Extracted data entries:
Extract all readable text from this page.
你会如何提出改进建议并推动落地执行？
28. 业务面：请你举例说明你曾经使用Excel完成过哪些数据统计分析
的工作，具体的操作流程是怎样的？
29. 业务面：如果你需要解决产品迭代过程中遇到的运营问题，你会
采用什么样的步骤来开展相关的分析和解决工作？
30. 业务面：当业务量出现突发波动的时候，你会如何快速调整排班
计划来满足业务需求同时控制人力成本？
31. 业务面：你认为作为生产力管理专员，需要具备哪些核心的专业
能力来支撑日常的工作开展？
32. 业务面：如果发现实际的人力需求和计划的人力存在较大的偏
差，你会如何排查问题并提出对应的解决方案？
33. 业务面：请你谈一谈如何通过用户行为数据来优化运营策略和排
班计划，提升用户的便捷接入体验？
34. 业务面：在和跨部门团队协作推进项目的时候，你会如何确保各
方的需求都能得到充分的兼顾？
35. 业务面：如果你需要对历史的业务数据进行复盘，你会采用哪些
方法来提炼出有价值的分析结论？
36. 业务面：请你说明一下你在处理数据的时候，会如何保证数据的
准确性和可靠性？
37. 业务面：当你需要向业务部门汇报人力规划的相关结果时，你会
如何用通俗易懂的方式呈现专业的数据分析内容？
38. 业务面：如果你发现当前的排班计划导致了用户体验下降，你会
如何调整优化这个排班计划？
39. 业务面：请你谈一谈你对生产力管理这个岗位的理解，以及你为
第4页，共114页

__Exercise__. Once more, set down the full listing, verbatim.

__Solution__.
Extract all readable text from this page.
你会如何提出改进建议并推动落地执行？
28. 业务面：请你举例说明你曾经使用Excel完成过哪些数据统计分析
的工作，具体的操作流程是怎样的？
29. 业务面：如果你需要解决产品迭代过程中遇到的运营问题，你会
采用什么样的步骤来开展相关的分析和解决工作？
30. 业务面：当业务量出现突发波动的时候，你会如何快速调整排班
计划来满足业务需求同时控制人力成本？
31. 业务面：你认为作为生产力管理专员，需要具备哪些核心的专业
能力来支撑日常的工作开展？
32. 业务面：如果发现实际的人力需求和计划的人力存在较大的偏
差，你会如何排查问题并提出对应的解决方案？
33. 业务面：请你谈一谈如何通过用户行为数据来优化运营策略和排
班计划，提升用户的便捷接入体验？
34. 业务面：在和跨部门团队协作推进项目的时候，你会如何确保各
方的需求都能得到充分的兼顾？
35. 业务面：如果你需要对历史的业务数据进行复盘，你会采用哪些
方法来提炼出有价值的分析结论？
36. 业务面：请你说明一下你在处理数据的时候，会如何保证数据的
准确性和可靠性？
37. 业务面：当你需要向业务部门汇报人力规划的相关结果时，你会
如何用通俗易懂的方式呈现专业的数据分析内容？
38. 业务面：如果你发现当前的排班计划导致了用户体验下降，你会
如何调整优化这个排班计划？
39. 业务面：请你谈一谈你对生产力管理这个岗位的理解，以及你为
第4页，共114页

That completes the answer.